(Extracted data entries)
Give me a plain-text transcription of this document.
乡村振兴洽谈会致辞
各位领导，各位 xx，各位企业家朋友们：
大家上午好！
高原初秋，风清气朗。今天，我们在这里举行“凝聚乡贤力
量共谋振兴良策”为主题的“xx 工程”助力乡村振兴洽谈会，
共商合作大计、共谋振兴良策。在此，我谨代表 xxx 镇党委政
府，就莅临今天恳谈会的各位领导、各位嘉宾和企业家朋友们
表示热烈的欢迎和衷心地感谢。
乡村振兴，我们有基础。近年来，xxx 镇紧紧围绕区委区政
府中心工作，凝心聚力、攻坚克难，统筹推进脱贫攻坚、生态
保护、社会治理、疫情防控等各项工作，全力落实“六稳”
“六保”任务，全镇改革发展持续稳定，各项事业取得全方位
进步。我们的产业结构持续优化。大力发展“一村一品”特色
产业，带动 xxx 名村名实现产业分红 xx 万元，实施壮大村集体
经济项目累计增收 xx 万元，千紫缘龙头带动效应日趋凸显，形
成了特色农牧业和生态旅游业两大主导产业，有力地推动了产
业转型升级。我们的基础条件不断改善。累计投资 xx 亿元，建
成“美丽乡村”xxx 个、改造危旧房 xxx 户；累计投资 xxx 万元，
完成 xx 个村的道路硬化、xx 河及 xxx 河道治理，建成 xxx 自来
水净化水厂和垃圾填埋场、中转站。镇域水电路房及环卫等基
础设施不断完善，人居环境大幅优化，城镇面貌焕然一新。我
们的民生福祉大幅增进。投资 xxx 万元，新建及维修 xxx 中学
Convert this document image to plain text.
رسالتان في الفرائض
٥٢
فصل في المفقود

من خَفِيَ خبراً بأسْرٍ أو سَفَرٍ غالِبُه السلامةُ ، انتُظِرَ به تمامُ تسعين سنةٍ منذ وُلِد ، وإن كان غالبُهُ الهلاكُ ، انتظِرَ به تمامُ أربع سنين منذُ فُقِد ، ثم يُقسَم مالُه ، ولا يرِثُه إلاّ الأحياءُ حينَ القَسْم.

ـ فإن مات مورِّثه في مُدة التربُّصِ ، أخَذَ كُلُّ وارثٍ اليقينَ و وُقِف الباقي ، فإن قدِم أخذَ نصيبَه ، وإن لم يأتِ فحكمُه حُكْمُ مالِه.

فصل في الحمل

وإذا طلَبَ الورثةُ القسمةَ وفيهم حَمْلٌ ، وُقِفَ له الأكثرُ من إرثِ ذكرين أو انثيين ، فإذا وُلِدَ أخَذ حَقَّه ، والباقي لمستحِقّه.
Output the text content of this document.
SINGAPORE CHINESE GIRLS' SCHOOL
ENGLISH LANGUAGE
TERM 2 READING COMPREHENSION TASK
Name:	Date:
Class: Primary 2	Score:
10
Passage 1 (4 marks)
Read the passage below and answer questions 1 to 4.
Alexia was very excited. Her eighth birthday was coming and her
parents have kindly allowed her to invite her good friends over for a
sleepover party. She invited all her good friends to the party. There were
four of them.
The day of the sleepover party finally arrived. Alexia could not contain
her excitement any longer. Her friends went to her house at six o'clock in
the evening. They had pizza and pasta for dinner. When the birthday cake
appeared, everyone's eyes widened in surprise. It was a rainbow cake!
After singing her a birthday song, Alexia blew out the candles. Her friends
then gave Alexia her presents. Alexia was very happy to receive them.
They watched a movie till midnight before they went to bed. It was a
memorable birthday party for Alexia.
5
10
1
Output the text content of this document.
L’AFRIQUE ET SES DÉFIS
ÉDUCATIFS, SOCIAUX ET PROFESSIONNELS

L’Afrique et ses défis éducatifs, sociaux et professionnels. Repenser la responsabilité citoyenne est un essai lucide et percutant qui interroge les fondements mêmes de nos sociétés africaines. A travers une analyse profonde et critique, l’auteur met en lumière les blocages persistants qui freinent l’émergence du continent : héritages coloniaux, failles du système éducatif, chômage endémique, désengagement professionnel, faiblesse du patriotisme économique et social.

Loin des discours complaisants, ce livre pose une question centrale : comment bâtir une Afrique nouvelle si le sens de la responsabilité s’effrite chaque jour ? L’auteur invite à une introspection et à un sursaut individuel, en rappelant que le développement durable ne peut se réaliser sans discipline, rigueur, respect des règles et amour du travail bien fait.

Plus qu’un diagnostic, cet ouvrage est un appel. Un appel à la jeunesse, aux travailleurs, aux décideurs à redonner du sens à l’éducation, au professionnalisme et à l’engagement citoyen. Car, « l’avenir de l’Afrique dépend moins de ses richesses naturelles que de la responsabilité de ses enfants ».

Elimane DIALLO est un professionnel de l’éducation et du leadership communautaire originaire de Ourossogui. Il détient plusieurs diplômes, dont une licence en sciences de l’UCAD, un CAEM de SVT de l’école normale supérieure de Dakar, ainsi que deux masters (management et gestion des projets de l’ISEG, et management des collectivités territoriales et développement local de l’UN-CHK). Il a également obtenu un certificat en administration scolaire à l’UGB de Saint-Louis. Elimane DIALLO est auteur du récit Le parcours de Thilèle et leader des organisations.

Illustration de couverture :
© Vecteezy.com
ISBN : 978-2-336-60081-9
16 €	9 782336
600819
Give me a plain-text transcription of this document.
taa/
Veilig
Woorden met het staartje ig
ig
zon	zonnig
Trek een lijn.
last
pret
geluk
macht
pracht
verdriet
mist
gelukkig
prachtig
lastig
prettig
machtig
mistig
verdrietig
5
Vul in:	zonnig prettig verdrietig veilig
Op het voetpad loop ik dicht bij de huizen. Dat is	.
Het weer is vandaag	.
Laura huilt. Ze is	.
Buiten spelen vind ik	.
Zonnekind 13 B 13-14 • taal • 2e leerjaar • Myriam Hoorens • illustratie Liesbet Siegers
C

▶ TASK PROMPT:
Each line of the listing above should be output exactly.

▶ TASK ANSWER:
Give me a plain-text transcription of this document.
乡村振兴洽谈会致辞
各位领导，各位 xx，各位企业家朋友们：
大家上午好！
高原初秋，风清气朗。今天，我们在这里举行“凝聚乡贤力
量共谋振兴良策”为主题的“xx 工程”助力乡村振兴洽谈会，
共商合作大计、共谋振兴良策。在此，我谨代表 xxx 镇党委政
府，就莅临今天恳谈会的各位领导、各位嘉宾和企业家朋友们
表示热烈的欢迎和衷心地感谢。
乡村振兴，我们有基础。近年来，xxx 镇紧紧围绕区委区政
府中心工作，凝心聚力、攻坚克难，统筹推进脱贫攻坚、生态
保护、社会治理、疫情防控等各项工作，全力落实“六稳”
“六保”任务，全镇改革发展持续稳定，各项事业取得全方位
进步。我们的产业结构持续优化。大力发展“一村一品”特色
产业，带动 xxx 名村名实现产业分红 xx 万元，实施壮大村集体
经济项目累计增收 xx 万元，千紫缘龙头带动效应日趋凸显，形
成了特色农牧业和生态旅游业两大主导产业，有力地推动了产
业转型升级。我们的基础条件不断改善。累计投资 xx 亿元，建
成“美丽乡村”xxx 个、改造危旧房 xxx 户；累计投资 xxx 万元，
完成 xx 个村的道路硬化、xx 河及 xxx 河道治理，建成 xxx 自来
水净化水厂和垃圾填埋场、中转站。镇域水电路房及环卫等基
础设施不断完善，人居环境大幅优化，城镇面貌焕然一新。我
们的民生福祉大幅增进。投资 xxx 万元，新建及维修 xxx 中学
Convert this document image to plain text.
رسالتان في الفرائض
٥٢
فصل في المفقود

من خَفِيَ خبراً بأسْرٍ أو سَفَرٍ غالِبُه السلامةُ ، انتُظِرَ به تمامُ تسعين سنةٍ منذ وُلِد ، وإن كان غالبُهُ الهلاكُ ، انتظِرَ به تمامُ أربع سنين منذُ فُقِد ، ثم يُقسَم مالُه ، ولا يرِثُه إلاّ الأحياءُ حينَ القَسْم.

ـ فإن مات مورِّثه في مُدة التربُّصِ ، أخَذَ كُلُّ وارثٍ اليقينَ و وُقِف الباقي ، فإن قدِم أخذَ نصيبَه ، وإن لم يأتِ فحكمُه حُكْمُ مالِه.

فصل في الحمل

وإذا طلَبَ الورثةُ القسمةَ وفيهم حَمْلٌ ، وُقِفَ له الأكثرُ من إرثِ ذكرين أو انثيين ، فإذا وُلِدَ أخَذ حَقَّه ، والباقي لمستحِقّه.
Output the text content of this document.
SINGAPORE CHINESE GIRLS' SCHOOL
ENGLISH LANGUAGE
TERM 2 READING COMPREHENSION TASK
Name:	Date:
Class: Primary 2	Score:
10
Passage 1 (4 marks)
Read the passage below and answer questions 1 to 4.
Alexia was very excited. Her eighth birthday was coming and her
parents have kindly allowed her to invite her good friends over for a
sleepover party. She invited all her good friends to the party. There were
four of them.
The day of the sleepover party finally arrived. Alexia could not contain
her excitement any longer. Her friends went to her house at six o'clock in
the evening. They had pizza and pasta for dinner. When the birthday cake
appeared, everyone's eyes widened in surprise. It was a rainbow cake!
After singing her a birthday song, Alexia blew out the candles. Her friends
then gave Alexia her presents. Alexia was very happy to receive them.
They watched a movie till midnight before they went to bed. It was a
memorable birthday party for Alexia.
5
10
1
Output the text content of this document.
L’AFRIQUE ET SES DÉFIS
ÉDUCATIFS, SOCIAUX ET PROFESSIONNELS

L’Afrique et ses défis éducatifs, sociaux et professionnels. Repenser la responsabilité citoyenne est un essai lucide et percutant qui interroge les fondements mêmes de nos sociétés africaines. A travers une analyse profonde et critique, l’auteur met en lumière les blocages persistants qui freinent l’émergence du continent : héritages coloniaux, failles du système éducatif, chômage endémique, désengagement professionnel, faiblesse du patriotisme économique et social.

Loin des discours complaisants, ce livre pose une question centrale : comment bâtir une Afrique nouvelle si le sens de la responsabilité s’effrite chaque jour ? L’auteur invite à une introspection et à un sursaut individuel, en rappelant que le développement durable ne peut se réaliser sans discipline, rigueur, respect des règles et amour du travail bien fait.

Plus qu’un diagnostic, cet ouvrage est un appel. Un appel à la jeunesse, aux travailleurs, aux décideurs à redonner du sens à l’éducation, au professionnalisme et à l’engagement citoyen. Car, « l’avenir de l’Afrique dépend moins de ses richesses naturelles que de la responsabilité de ses enfants ».

Elimane DIALLO est un professionnel de l’éducation et du leadership communautaire originaire de Ourossogui. Il détient plusieurs diplômes, dont une licence en sciences de l’UCAD, un CAEM de SVT de l’école normale supérieure de Dakar, ainsi que deux masters (management et gestion des projets de l’ISEG, et management des collectivités territoriales et développement local de l’UN-CHK). Il a également obtenu un certificat en administration scolaire à l’UGB de Saint-Louis. Elimane DIALLO est auteur du récit Le parcours de Thilèle et leader des organisations.

Illustration de couverture :
© Vecteezy.com
ISBN : 978-2-336-60081-9
16 €	9 782336
600819
Give me a plain-text transcription of this document.
taa/
Veilig
Woorden met het staartje ig
ig
zon	zonnig
Trek een lijn.
last
pret
geluk
macht
pracht
verdriet
mist
gelukkig
prachtig
lastig
prettig
machtig
mistig
verdrietig
5
Vul in:	zonnig prettig verdrietig veilig
Op het voetpad loop ik dicht bij de huizen. Dat is	.
Het weer is vandaag	.
Laura huilt. Ze is	.
Buiten spelen vind ik	.
Zonnekind 13 B 13-14 • taal • 2e leerjaar • Myriam Hoorens • illustratie Liesbet Siegers
C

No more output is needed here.